> _TASK TO COMPLETE_
Write out the data below in full. Keep it exact.

[START DATA FOR THIS TASK]

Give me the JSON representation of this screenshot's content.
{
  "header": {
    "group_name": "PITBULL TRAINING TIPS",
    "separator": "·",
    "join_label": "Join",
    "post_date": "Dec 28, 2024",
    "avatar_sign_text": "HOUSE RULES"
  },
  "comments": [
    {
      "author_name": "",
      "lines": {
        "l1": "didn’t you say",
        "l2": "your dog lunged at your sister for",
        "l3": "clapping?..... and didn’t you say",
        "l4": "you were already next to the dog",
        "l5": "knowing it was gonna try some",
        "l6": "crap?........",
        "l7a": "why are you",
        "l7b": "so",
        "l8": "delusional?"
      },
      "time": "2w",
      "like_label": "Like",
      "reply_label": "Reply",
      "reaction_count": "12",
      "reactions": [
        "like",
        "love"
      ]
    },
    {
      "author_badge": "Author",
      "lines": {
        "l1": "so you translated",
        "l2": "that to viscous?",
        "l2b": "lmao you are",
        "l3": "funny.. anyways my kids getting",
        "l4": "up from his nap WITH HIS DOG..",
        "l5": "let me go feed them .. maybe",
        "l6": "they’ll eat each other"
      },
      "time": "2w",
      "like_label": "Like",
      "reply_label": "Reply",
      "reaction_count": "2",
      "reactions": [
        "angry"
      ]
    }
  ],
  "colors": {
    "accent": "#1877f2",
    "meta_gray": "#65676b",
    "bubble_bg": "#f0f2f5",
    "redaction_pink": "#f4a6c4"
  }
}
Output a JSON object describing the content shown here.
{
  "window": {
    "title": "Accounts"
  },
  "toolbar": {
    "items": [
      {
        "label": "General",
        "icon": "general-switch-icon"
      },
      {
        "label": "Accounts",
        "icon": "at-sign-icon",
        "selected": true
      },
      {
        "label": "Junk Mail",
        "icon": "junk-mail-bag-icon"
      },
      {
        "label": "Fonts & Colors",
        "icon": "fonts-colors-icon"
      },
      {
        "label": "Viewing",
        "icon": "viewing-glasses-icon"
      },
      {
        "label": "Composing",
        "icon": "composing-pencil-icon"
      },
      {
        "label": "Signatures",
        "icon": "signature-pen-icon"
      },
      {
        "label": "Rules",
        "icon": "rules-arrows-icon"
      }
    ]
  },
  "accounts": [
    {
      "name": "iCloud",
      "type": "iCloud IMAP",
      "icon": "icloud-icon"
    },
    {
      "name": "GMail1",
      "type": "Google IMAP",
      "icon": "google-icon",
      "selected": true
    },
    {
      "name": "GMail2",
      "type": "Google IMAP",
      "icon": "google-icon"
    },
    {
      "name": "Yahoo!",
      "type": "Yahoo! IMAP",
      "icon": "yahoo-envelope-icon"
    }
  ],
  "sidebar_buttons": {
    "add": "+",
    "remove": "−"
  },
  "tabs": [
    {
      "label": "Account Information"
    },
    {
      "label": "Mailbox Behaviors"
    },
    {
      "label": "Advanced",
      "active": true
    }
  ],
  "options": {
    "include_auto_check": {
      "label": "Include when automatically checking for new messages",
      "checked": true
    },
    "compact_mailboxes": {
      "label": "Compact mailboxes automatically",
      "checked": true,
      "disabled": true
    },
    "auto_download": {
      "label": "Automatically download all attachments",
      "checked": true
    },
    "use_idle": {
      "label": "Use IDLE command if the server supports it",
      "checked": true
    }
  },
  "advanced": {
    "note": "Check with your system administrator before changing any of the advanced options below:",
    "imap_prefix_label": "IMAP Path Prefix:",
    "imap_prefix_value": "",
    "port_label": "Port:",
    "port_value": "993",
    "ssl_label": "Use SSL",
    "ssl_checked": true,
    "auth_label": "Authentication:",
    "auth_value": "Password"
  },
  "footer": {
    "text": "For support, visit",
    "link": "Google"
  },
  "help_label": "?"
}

[END DATA FOR THIS TASK]

> _SOLUTION TO THIS PROBLEM_
Give me the JSON representation of this screenshot's content.
{
  "header": {
    "group_name": "PITBULL TRAINING TIPS",
    "separator": "·",
    "join_label": "Join",
    "post_date": "Dec 28, 2024",
    "avatar_sign_text": "HOUSE RULES"
  },
  "comments": [
    {
      "author_name": "",
      "lines": {
        "l1": "didn’t you say",
        "l2": "your dog lunged at your sister for",
        "l3": "clapping?..... and didn’t you say",
        "l4": "you were already next to the dog",
        "l5": "knowing it was gonna try some",
        "l6": "crap?........",
        "l7a": "why are you",
        "l7b": "so",
        "l8": "delusional?"
      },
      "time": "2w",
      "like_label": "Like",
      "reply_label": "Reply",
      "reaction_count": "12",
      "reactions": [
        "like",
        "love"
      ]
    },
    {
      "author_badge": "Author",
      "lines": {
        "l1": "so you translated",
        "l2": "that to viscous?",
        "l2b": "lmao you are",
        "l3": "funny.. anyways my kids getting",
        "l4": "up from his nap WITH HIS DOG..",
        "l5": "let me go feed them .. maybe",
        "l6": "they’ll eat each other"
      },
      "time": "2w",
      "like_label": "Like",
      "reply_label": "Reply",
      "reaction_count": "2",
      "reactions": [
        "angry"
      ]
    }
  ],
  "colors": {
    "accent": "#1877f2",
    "meta_gray": "#65676b",
    "bubble_bg": "#f0f2f5",
    "redaction_pink": "#f4a6c4"
  }
}
Output a JSON object describing the content shown here.
{
  "window": {
    "title": "Accounts"
  },
  "toolbar": {
    "items": [
      {
        "label": "General",
        "icon": "general-switch-icon"
      },
      {
        "label": "Accounts",
        "icon": "at-sign-icon",
        "selected": true
      },
      {
        "label": "Junk Mail",
        "icon": "junk-mail-bag-icon"
      },
      {
        "label": "Fonts & Colors",
        "icon": "fonts-colors-icon"
      },
      {
        "label": "Viewing",
        "icon": "viewing-glasses-icon"
      },
      {
        "label": "Composing",
        "icon": "composing-pencil-icon"
      },
      {
        "label": "Signatures",
        "icon": "signature-pen-icon"
      },
      {
        "label": "Rules",
        "icon": "rules-arrows-icon"
      }
    ]
  },
  "accounts": [
    {
      "name": "iCloud",
      "type": "iCloud IMAP",
      "icon": "icloud-icon"
    },
    {
      "name": "GMail1",
      "type": "Google IMAP",
      "icon": "google-icon",
      "selected": true
    },
    {
      "name": "GMail2",
      "type": "Google IMAP",
      "icon": "google-icon"
    },
    {
      "name": "Yahoo!",
      "type": "Yahoo! IMAP",
      "icon": "yahoo-envelope-icon"
    }
  ],
  "sidebar_buttons": {
    "add": "+",
    "remove": "−"
  },
  "tabs": [
    {
      "label": "Account Information"
    },
    {
      "label": "Mailbox Behaviors"
    },
    {
      "label": "Advanced",
      "active": true
    }
  ],
  "options": {
    "include_auto_check": {
      "label": "Include when automatically checking for new messages",
      "checked": true
    },
    "compact_mailboxes": {
      "label": "Compact mailboxes automatically",
      "checked": true,
      "disabled": true
    },
    "auto_download": {
      "label": "Automatically download all attachments",
      "checked": true
    },
    "use_idle": {
      "label": "Use IDLE command if the server supports it",
      "checked": true
    }
  },
  "advanced": {
    "note": "Check with your system administrator before changing any of the advanced options below:",
    "imap_prefix_label": "IMAP Path Prefix:",
    "imap_prefix_value": "",
    "port_label": "Port:",
    "port_value": "993",
    "ssl_label": "Use SSL",
    "ssl_checked": true,
    "auth_label": "Authentication:",
    "auth_value": "Password"
  },
  "footer": {
    "text": "For support, visit",
    "link": "Google"
  },
  "help_label": "?"
}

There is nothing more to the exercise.